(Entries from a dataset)
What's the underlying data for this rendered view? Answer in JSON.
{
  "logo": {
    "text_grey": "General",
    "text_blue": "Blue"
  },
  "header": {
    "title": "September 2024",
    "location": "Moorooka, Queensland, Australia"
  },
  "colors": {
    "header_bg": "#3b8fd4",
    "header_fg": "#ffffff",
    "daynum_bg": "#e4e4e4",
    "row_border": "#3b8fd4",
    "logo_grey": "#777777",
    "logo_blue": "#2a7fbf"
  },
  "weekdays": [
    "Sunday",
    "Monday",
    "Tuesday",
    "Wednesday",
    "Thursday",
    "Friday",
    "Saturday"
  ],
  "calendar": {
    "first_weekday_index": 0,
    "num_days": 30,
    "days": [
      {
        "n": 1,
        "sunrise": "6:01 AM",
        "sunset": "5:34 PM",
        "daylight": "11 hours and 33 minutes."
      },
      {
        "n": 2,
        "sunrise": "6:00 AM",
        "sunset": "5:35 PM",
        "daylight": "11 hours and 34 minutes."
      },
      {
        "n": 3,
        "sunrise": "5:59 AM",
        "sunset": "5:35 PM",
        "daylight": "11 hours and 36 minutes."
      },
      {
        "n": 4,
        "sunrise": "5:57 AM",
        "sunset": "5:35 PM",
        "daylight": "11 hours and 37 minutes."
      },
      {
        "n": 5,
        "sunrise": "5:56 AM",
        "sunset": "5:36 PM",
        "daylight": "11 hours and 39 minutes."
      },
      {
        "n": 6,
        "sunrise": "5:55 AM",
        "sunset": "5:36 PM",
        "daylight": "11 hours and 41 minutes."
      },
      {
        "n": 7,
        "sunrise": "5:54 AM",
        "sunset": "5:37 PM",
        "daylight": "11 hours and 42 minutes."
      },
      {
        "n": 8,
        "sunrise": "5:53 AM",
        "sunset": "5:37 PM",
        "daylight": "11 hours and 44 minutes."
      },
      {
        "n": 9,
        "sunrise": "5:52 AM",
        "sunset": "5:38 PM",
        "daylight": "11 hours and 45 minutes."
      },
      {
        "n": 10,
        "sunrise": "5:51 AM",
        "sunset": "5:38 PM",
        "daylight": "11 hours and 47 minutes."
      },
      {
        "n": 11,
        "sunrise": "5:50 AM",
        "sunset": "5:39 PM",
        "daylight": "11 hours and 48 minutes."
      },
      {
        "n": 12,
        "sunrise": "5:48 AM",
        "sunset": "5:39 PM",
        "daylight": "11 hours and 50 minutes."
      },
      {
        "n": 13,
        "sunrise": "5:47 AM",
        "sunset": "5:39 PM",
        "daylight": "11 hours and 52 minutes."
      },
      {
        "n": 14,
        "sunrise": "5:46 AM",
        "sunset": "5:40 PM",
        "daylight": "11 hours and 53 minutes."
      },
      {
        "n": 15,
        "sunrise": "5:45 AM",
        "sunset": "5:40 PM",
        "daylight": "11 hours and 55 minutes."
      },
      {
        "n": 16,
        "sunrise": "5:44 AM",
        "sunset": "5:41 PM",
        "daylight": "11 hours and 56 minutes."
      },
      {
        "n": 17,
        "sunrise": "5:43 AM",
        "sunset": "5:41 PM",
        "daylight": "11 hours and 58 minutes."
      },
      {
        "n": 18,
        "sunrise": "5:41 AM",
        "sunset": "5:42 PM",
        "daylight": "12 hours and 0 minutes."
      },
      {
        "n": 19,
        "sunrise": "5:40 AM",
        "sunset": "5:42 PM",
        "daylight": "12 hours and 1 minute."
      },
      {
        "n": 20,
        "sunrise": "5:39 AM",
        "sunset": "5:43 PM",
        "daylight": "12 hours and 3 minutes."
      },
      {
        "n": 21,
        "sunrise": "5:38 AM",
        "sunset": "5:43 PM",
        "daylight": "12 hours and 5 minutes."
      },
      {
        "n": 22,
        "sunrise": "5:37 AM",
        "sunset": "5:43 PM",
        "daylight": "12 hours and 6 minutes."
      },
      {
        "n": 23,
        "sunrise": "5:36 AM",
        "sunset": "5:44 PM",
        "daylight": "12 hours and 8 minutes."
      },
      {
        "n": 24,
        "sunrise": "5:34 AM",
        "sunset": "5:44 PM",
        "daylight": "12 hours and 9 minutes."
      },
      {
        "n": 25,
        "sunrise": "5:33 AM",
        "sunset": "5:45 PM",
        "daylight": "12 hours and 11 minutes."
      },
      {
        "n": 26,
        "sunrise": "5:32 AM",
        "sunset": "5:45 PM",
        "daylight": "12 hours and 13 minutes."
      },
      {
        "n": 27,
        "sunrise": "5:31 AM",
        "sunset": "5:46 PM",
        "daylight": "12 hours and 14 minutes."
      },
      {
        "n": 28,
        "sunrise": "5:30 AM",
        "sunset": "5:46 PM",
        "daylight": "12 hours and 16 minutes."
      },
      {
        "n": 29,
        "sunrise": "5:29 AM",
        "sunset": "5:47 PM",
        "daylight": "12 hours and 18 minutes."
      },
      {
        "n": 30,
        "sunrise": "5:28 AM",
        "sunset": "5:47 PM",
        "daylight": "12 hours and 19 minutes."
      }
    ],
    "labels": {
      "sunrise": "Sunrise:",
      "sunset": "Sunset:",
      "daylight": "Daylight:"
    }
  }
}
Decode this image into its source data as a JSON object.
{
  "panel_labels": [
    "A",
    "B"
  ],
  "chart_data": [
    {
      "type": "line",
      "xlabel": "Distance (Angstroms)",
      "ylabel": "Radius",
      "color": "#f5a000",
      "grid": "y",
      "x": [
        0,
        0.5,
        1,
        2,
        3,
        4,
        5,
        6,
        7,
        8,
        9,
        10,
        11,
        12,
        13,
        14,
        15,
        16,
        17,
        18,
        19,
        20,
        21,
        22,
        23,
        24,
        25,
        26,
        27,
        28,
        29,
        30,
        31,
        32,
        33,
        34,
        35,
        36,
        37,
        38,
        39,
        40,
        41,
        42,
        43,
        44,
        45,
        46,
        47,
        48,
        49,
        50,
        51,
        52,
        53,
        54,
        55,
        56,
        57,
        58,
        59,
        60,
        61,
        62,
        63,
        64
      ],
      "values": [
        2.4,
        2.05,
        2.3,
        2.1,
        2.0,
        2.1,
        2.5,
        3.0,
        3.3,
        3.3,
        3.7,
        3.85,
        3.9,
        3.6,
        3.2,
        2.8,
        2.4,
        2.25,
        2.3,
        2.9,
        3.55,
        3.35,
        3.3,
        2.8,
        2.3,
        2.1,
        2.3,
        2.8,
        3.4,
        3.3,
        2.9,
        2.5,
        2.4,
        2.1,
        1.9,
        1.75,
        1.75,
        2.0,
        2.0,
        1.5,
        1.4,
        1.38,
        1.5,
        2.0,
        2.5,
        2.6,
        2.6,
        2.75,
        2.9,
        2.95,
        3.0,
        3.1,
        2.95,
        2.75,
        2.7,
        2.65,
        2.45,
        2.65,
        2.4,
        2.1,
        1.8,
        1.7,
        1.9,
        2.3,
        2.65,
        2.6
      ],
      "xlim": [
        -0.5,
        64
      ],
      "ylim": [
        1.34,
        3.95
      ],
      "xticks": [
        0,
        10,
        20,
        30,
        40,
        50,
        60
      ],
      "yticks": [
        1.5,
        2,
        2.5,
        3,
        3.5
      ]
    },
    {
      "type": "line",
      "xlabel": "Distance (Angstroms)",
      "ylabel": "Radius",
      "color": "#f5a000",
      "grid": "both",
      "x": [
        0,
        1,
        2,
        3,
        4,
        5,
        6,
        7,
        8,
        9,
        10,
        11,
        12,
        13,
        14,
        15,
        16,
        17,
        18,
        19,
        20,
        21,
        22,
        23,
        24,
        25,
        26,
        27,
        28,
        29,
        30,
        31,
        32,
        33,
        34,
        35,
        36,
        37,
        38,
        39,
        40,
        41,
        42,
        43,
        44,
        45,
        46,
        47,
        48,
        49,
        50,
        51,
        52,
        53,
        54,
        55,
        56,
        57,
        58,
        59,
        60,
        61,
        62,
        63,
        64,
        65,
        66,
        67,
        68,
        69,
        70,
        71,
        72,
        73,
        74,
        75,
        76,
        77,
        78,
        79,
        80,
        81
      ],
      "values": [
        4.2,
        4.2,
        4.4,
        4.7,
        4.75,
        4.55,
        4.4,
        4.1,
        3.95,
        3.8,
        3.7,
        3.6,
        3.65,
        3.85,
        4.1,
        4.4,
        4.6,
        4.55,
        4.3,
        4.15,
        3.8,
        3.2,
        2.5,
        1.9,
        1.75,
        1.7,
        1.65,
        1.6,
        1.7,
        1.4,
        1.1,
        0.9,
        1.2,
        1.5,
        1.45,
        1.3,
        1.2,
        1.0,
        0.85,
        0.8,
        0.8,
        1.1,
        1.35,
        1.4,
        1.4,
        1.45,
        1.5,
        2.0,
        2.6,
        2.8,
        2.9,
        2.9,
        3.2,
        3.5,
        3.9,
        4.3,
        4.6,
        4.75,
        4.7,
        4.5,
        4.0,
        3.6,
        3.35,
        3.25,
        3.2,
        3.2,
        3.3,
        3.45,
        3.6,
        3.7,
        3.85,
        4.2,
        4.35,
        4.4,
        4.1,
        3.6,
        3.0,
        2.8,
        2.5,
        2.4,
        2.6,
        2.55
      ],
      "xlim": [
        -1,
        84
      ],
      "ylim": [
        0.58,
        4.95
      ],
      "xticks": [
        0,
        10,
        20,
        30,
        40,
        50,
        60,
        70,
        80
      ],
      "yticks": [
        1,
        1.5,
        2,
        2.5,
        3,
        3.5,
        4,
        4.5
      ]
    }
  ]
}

What the task asks: Pull out all lines from the entries above that include the word "JSON".

Written answer:
What's the underlying data for this rendered view? Answer in JSON.
Decode this image into its source data as a JSON object.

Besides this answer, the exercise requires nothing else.